Repeat the lines that follow, leaving nothing out.

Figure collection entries
━━━━━━━━━━━━━━━━━━━━
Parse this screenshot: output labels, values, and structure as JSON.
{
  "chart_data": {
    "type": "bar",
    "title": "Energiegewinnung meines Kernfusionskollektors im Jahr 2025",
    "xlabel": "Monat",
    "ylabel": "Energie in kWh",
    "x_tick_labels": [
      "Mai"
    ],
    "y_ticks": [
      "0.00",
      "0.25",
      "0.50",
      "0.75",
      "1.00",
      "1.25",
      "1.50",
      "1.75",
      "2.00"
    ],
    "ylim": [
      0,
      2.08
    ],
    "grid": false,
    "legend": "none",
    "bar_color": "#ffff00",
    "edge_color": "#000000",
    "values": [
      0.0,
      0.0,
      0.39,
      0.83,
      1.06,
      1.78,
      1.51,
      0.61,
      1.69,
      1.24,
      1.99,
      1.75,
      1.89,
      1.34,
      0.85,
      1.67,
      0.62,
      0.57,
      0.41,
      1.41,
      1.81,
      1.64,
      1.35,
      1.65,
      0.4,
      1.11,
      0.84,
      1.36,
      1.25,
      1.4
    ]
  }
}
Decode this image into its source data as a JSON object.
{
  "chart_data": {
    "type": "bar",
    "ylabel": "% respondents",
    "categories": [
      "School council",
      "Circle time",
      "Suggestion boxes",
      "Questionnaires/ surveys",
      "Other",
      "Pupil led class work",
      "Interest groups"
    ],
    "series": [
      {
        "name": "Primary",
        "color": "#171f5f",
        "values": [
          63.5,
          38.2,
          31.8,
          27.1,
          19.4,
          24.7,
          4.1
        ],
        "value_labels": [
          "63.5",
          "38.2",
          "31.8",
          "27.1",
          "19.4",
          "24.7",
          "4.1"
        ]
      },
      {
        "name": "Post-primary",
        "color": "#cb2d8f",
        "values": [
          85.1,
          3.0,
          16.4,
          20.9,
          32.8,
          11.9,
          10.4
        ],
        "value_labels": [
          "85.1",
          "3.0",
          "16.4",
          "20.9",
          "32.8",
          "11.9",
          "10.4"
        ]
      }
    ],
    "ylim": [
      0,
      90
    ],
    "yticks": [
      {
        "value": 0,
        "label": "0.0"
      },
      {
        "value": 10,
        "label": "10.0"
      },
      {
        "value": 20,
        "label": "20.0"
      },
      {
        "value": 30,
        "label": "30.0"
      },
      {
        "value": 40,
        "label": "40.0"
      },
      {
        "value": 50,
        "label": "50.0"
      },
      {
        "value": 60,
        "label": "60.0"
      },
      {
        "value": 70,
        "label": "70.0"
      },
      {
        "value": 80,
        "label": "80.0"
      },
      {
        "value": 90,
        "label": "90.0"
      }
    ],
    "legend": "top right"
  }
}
━━━━━━━━━━━━━━━━━━━━
RESPONSE FOR THIS EXERCISE:
Parse this screenshot: output labels, values, and structure as JSON.
{
  "chart_data": {
    "type": "bar",
    "title": "Energiegewinnung meines Kernfusionskollektors im Jahr 2025",
    "xlabel": "Monat",
    "ylabel": "Energie in kWh",
    "x_tick_labels": [
      "Mai"
    ],
    "y_ticks": [
      "0.00",
      "0.25",
      "0.50",
      "0.75",
      "1.00",
      "1.25",
      "1.50",
      "1.75",
      "2.00"
    ],
    "ylim": [
      0,
      2.08
    ],
    "grid": false,
    "legend": "none",
    "bar_color": "#ffff00",
    "edge_color": "#000000",
    "values": [
      0.0,
      0.0,
      0.39,
      0.83,
      1.06,
      1.78,
      1.51,
      0.61,
      1.69,
      1.24,
      1.99,
      1.75,
      1.89,
      1.34,
      0.85,
      1.67,
      0.62,
      0.57,
      0.41,
      1.41,
      1.81,
      1.64,
      1.35,
      1.65,
      0.4,
      1.11,
      0.84,
      1.36,
      1.25,
      1.4
    ]
  }
}
Decode this image into its source data as a JSON object.
{
  "chart_data": {
    "type": "bar",
    "ylabel": "% respondents",
    "categories": [
      "School council",
      "Circle time",
      "Suggestion boxes",
      "Questionnaires/ surveys",
      "Other",
      "Pupil led class work",
      "Interest groups"
    ],
    "series": [
      {
        "name": "Primary",
        "color": "#171f5f",
        "values": [
          63.5,
          38.2,
          31.8,
          27.1,
          19.4,
          24.7,
          4.1
        ],
        "value_labels": [
          "63.5",
          "38.2",
          "31.8",
          "27.1",
          "19.4",
          "24.7",
          "4.1"
        ]
      },
      {
        "name": "Post-primary",
        "color": "#cb2d8f",
        "values": [
          85.1,
          3.0,
          16.4,
          20.9,
          32.8,
          11.9,
          10.4
        ],
        "value_labels": [
          "85.1",
          "3.0",
          "16.4",
          "20.9",
          "32.8",
          "11.9",
          "10.4"
        ]
      }
    ],
    "ylim": [
      0,
      90
    ],
    "yticks": [
      {
        "value": 0,
        "label": "0.0"
      },
      {
        "value": 10,
        "label": "10.0"
      },
      {
        "value": 20,
        "label": "20.0"
      },
      {
        "value": 30,
        "label": "30.0"
      },
      {
        "value": 40,
        "label": "40.0"
      },
      {
        "value": 50,
        "label": "50.0"
      },
      {
        "value": 60,
        "label": "60.0"
      },
      {
        "value": 70,
        "label": "70.0"
      },
      {
        "value": 80,
        "label": "80.0"
      },
      {
        "value": 90,
        "label": "90.0"
      }
    ],
    "legend": "top right"
  }
}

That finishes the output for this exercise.